Directions:
Repeat the material below exactly, line for line.
** start of Dataset rows **
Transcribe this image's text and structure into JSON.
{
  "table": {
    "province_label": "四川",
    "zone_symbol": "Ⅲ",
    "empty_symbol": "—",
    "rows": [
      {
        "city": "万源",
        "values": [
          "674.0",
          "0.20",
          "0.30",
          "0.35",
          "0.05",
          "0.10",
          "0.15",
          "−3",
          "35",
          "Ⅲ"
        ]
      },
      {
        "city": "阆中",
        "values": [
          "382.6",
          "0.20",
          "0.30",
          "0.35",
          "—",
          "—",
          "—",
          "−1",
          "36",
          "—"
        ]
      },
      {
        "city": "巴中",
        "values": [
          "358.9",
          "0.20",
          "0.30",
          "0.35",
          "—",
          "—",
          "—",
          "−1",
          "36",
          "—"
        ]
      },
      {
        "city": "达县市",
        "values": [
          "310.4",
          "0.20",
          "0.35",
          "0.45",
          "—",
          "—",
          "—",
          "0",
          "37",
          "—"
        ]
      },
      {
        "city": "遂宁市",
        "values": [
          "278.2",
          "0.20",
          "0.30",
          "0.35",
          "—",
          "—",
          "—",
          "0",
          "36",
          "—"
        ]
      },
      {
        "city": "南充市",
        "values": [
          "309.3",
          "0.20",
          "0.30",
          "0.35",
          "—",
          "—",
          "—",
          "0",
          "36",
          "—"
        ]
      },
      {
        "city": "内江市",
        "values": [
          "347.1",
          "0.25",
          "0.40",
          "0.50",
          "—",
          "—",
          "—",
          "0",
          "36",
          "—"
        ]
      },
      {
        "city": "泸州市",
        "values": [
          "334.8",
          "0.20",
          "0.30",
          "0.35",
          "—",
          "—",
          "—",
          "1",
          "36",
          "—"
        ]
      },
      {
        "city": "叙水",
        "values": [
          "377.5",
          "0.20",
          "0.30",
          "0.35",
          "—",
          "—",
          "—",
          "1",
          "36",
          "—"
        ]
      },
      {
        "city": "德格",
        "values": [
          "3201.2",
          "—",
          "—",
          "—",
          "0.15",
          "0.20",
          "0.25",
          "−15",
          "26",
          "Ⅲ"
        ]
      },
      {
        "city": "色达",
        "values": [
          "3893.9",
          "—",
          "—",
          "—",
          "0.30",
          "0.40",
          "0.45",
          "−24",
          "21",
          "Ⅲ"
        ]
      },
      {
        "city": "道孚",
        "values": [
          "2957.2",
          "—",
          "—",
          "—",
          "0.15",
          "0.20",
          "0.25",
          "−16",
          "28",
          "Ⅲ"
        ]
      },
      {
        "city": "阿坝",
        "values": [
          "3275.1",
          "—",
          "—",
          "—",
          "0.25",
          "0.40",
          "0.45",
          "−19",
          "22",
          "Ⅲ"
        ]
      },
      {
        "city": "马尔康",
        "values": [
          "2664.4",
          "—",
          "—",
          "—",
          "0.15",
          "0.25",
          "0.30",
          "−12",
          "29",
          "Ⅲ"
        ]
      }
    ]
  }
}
** end of Dataset rows **
Written solution:
Transcribe this image's text and structure into JSON.
{
  "table": {
    "province_label": "四川",
    "zone_symbol": "Ⅲ",
    "empty_symbol": "—",
    "rows": [
      {
        "city": "万源",
        "values": [
          "674.0",
          "0.20",
          "0.30",
          "0.35",
          "0.05",
          "0.10",
          "0.15",
          "−3",
          "35",
          "Ⅲ"
        ]
      },
      {
        "city": "阆中",
        "values": [
          "382.6",
          "0.20",
          "0.30",
          "0.35",
          "—",
          "—",
          "—",
          "−1",
          "36",
          "—"
        ]
      },
      {
        "city": "巴中",
        "values": [
          "358.9",
          "0.20",
          "0.30",
          "0.35",
          "—",
          "—",
          "—",
          "−1",
          "36",
          "—"
        ]
      },
      {
        "city": "达县市",
        "values": [
          "310.4",
          "0.20",
          "0.35",
          "0.45",
          "—",
          "—",
          "—",
          "0",
          "37",
          "—"
        ]
      },
      {
        "city": "遂宁市",
        "values": [
          "278.2",
          "0.20",
          "0.30",
          "0.35",
          "—",
          "—",
          "—",
          "0",
          "36",
          "—"
        ]
      },
      {
        "city": "南充市",
        "values": [
          "309.3",
          "0.20",
          "0.30",
          "0.35",
          "—",
          "—",
          "—",
          "0",
          "36",
          "—"
        ]
      },
      {
        "city": "内江市",
        "values": [
          "347.1",
          "0.25",
          "0.40",
          "0.50",
          "—",
          "—",
          "—",
          "0",
          "36",
          "—"
        ]
      },
      {
        "city": "泸州市",
        "values": [
          "334.8",
          "0.20",
          "0.30",
          "0.35",
          "—",
          "—",
          "—",
          "1",
          "36",
          "—"
        ]
      },
      {
        "city": "叙水",
        "values": [
          "377.5",
          "0.20",
          "0.30",
          "0.35",
          "—",
          "—",
          "—",
          "1",
          "36",
          "—"
        ]
      },
      {
        "city": "德格",
        "values": [
          "3201.2",
          "—",
          "—",
          "—",
          "0.15",
          "0.20",
          "0.25",
          "−15",
          "26",
          "Ⅲ"
        ]
      },
      {
        "city": "色达",
        "values": [
          "3893.9",
          "—",
          "—",
          "—",
          "0.30",
          "0.40",
          "0.45",
          "−24",
          "21",
          "Ⅲ"
        ]
      },
      {
        "city": "道孚",
        "values": [
          "2957.2",
          "—",
          "—",
          "—",
          "0.15",
          "0.20",
          "0.25",
          "−16",
          "28",
          "Ⅲ"
        ]
      },
      {
        "city": "阿坝",
        "values": [
          "3275.1",
          "—",
          "—",
          "—",
          "0.25",
          "0.40",
          "0.45",
          "−19",
          "22",
          "Ⅲ"
        ]
      },
      {
        "city": "马尔康",
        "values": [
          "2664.4",
          "—",
          "—",
          "—",
          "0.15",
          "0.25",
          "0.30",
          "−12",
          "29",
          "Ⅲ"
        ]
      }
    ]
  }
}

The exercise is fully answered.